>> Start Given records
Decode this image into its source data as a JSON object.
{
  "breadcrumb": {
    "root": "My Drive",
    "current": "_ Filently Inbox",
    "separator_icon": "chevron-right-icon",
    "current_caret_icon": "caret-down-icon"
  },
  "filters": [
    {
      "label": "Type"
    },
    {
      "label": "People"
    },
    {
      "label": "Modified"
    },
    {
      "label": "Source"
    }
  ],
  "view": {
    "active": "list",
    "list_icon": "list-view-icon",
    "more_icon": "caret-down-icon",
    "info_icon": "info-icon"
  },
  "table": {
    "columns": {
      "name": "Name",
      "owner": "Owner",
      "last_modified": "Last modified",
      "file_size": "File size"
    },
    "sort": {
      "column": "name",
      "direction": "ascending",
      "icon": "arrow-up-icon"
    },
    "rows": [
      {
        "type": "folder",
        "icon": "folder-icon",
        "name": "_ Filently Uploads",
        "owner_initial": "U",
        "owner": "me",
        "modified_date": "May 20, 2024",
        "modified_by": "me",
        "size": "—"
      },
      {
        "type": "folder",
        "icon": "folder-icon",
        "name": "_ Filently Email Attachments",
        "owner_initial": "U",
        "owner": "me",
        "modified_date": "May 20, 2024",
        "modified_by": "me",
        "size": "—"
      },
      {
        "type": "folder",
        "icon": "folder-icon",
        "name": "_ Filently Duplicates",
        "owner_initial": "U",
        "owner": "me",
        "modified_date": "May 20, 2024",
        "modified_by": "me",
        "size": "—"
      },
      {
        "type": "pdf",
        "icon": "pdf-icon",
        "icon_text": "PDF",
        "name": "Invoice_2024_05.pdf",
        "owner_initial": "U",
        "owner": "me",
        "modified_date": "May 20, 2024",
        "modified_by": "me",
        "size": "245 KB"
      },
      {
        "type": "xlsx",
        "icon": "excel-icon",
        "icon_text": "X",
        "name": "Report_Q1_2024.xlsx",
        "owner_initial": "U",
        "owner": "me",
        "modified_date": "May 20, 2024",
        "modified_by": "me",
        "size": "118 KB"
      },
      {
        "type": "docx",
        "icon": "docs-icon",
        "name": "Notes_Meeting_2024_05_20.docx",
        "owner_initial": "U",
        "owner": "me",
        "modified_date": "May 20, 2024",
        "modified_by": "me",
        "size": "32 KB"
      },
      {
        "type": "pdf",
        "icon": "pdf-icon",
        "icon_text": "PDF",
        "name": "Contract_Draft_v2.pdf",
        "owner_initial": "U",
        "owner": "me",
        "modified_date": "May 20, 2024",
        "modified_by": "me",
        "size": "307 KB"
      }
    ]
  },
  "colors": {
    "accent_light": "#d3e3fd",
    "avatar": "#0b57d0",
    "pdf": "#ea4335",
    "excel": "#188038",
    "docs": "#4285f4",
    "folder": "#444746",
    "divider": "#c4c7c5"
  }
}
>> End Given records
Search the data above for the string "caret" and return every line that has it.

    "current_caret_icon": "caret-down-icon"
    "more_icon": "caret-down-icon",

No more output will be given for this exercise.